__EXERCISE INSTRUCTIONS__
Pull each line holding the word "name" from the data.
┌──
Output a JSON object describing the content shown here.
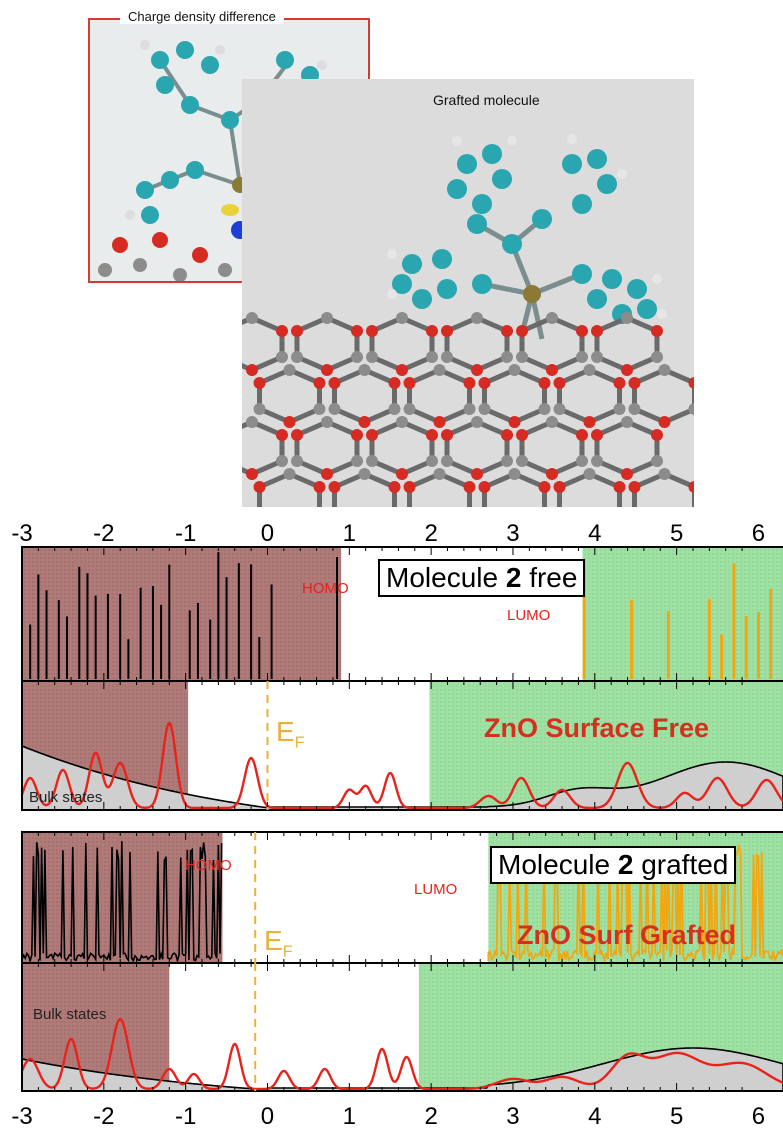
{
  "insets": {
    "charge_title": "Charge density difference",
    "grafted_title": "Grafted molecule"
  },
  "axis": {
    "ticks": [
      "-3",
      "-2",
      "-1",
      "0",
      "1",
      "2",
      "3",
      "4",
      "5",
      "6"
    ]
  },
  "panels": {
    "mol_free": {
      "label_pre": "Molecule ",
      "label_bold": "2",
      "label_post": " free",
      "homo": "HOMO",
      "lumo": "LUMO"
    },
    "surf_free": {
      "title": "ZnO Surface Free",
      "ef": "E",
      "ef_sub": "F",
      "bulk": "Bulk states"
    },
    "mol_grafted": {
      "label_pre": "Molecule ",
      "label_bold": "2",
      "label_post": " grafted",
      "homo": "HOMO",
      "lumo": "LUMO"
    },
    "surf_grafted": {
      "title": "ZnO Surf Grafted",
      "ef": "E",
      "ef_sub": "F",
      "bulk": "Bulk states"
    }
  },
  "colors": {
    "occupied": "#b07a78",
    "unoccupied": "#9fe0a3",
    "red_curve": "#e8231c",
    "orange": "#f0a712",
    "ef_line": "#e8b13a"
  },
  "chart_data": [
    {
      "type": "line",
      "xlim": [
        -3,
        6.3
      ],
      "occupied_range": [
        -3,
        0.9
      ],
      "unoccupied_range": [
        3.85,
        6.3
      ],
      "occupied_peaks": [
        -2.9,
        -2.8,
        -2.7,
        -2.55,
        -2.45,
        -2.3,
        -2.2,
        -2.1,
        -1.95,
        -1.8,
        -1.7,
        -1.55,
        -1.4,
        -1.3,
        -1.2,
        -0.95,
        -0.85,
        -0.7,
        -0.6,
        -0.5,
        -0.35,
        -0.2,
        -0.1,
        0.05,
        0.85
      ],
      "unoccupied_peaks": [
        3.87,
        4.45,
        4.9,
        5.4,
        5.55,
        5.7,
        5.85,
        6.0,
        6.15
      ]
    },
    {
      "type": "line",
      "xlim": [
        -3,
        6.3
      ],
      "ef": 0,
      "occupied_range": [
        -3,
        -0.97
      ],
      "unoccupied_range": [
        1.98,
        6.3
      ]
    },
    {
      "type": "line",
      "xlim": [
        -3,
        6.3
      ],
      "occupied_range": [
        -3,
        -0.55
      ],
      "unoccupied_range": [
        2.7,
        6.3
      ]
    },
    {
      "type": "line",
      "xlim": [
        -3,
        6.3
      ],
      "ef": -0.15,
      "occupied_range": [
        -3,
        -1.2
      ],
      "unoccupied_range": [
        1.85,
        6.3
      ]
    }
  ]
}
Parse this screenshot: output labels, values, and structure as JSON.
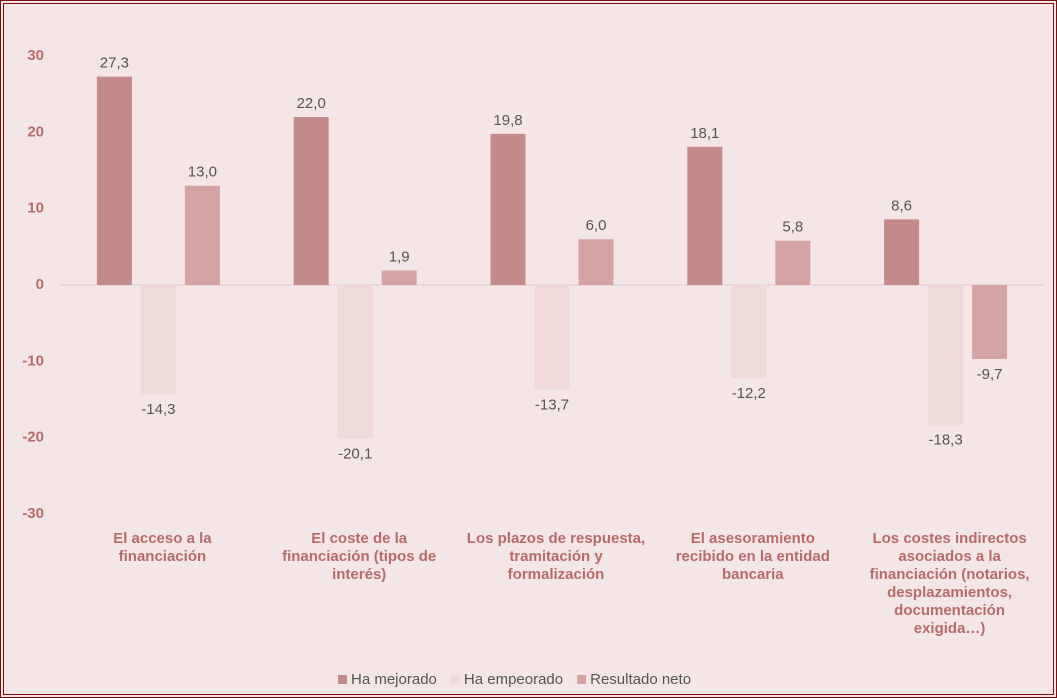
{
  "chart_data": {
    "type": "bar",
    "categories": [
      "El acceso a la financiación",
      "El coste de la financiación (tipos de interés)",
      "Los plazos de respuesta, tramitación y formalización",
      "El asesoramiento recibido en la entidad bancaria",
      "Los costes indirectos asociados a la financiación (notarios, desplazamientos, documentación exigida…)"
    ],
    "series": [
      {
        "name": "Ha mejorado",
        "color": "#c48a8a",
        "values": [
          27.3,
          22.0,
          19.8,
          18.1,
          8.6
        ],
        "value_labels": [
          "27,3",
          "22,0",
          "19,8",
          "18,1",
          "8,6"
        ]
      },
      {
        "name": "Ha empeorado",
        "color": "#efd9d9",
        "values": [
          -14.3,
          -20.1,
          -13.7,
          -12.2,
          -18.3
        ],
        "value_labels": [
          "-14,3",
          "-20,1",
          "-13,7",
          "-12,2",
          "-18,3"
        ]
      },
      {
        "name": "Resultado neto",
        "color": "#d4a3a3",
        "values": [
          13.0,
          1.9,
          6.0,
          5.8,
          -9.7
        ],
        "value_labels": [
          "13,0",
          "1,9",
          "6,0",
          "5,8",
          "-9,7"
        ]
      }
    ],
    "ylim": [
      -30,
      30
    ],
    "yticks": [
      -30,
      -20,
      -10,
      0,
      10,
      20,
      30
    ],
    "legend": "bottom"
  }
}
└──
__IN RESPONSE__
        "name": "Ha mejorado",
        "name": "Ha empeorado",
        "name": "Resultado neto",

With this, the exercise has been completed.